§ **Written exercise**: Quote the whole listing word for word, please.

Dataset items:
_ _ _ _

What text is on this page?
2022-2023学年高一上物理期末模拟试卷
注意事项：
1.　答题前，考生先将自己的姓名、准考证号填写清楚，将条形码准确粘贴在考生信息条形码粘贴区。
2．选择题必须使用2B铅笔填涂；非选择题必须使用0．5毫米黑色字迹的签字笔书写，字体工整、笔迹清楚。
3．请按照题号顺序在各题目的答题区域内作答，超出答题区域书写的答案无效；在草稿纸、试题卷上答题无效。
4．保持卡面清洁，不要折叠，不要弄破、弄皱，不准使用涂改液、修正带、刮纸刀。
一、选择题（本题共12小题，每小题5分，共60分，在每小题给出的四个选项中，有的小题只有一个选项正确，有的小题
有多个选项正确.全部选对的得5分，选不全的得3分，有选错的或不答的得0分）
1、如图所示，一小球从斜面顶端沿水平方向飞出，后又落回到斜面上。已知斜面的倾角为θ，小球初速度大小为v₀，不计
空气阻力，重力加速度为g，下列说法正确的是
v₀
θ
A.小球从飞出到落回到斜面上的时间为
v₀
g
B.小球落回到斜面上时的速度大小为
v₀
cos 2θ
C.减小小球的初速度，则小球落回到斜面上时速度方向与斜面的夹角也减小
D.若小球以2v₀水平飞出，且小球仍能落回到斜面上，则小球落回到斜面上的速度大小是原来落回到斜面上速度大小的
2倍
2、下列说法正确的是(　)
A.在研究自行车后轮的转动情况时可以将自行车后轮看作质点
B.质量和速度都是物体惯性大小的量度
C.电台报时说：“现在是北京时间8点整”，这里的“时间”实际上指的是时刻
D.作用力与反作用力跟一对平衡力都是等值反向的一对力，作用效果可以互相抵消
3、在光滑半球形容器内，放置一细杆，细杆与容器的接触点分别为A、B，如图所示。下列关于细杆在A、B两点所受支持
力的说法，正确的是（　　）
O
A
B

_ _ _ _

§ **Solution below**:
What text is on this page?
2022-2023学年高一上物理期末模拟试卷
注意事项：
1.　答题前，考生先将自己的姓名、准考证号填写清楚，将条形码准确粘贴在考生信息条形码粘贴区。
2．选择题必须使用2B铅笔填涂；非选择题必须使用0．5毫米黑色字迹的签字笔书写，字体工整、笔迹清楚。
3．请按照题号顺序在各题目的答题区域内作答，超出答题区域书写的答案无效；在草稿纸、试题卷上答题无效。
4．保持卡面清洁，不要折叠，不要弄破、弄皱，不准使用涂改液、修正带、刮纸刀。
一、选择题（本题共12小题，每小题5分，共60分，在每小题给出的四个选项中，有的小题只有一个选项正确，有的小题
有多个选项正确.全部选对的得5分，选不全的得3分，有选错的或不答的得0分）
1、如图所示，一小球从斜面顶端沿水平方向飞出，后又落回到斜面上。已知斜面的倾角为θ，小球初速度大小为v₀，不计
空气阻力，重力加速度为g，下列说法正确的是
v₀
θ
A.小球从飞出到落回到斜面上的时间为
v₀
g
B.小球落回到斜面上时的速度大小为
v₀
cos 2θ
C.减小小球的初速度，则小球落回到斜面上时速度方向与斜面的夹角也减小
D.若小球以2v₀水平飞出，且小球仍能落回到斜面上，则小球落回到斜面上的速度大小是原来落回到斜面上速度大小的
2倍
2、下列说法正确的是(　)
A.在研究自行车后轮的转动情况时可以将自行车后轮看作质点
B.质量和速度都是物体惯性大小的量度
C.电台报时说：“现在是北京时间8点整”，这里的“时间”实际上指的是时刻
D.作用力与反作用力跟一对平衡力都是等值反向的一对力，作用效果可以互相抵消
3、在光滑半球形容器内，放置一细杆，细杆与容器的接触点分别为A、B，如图所示。下列关于细杆在A、B两点所受支持
力的说法，正确的是（　　）
O
A
B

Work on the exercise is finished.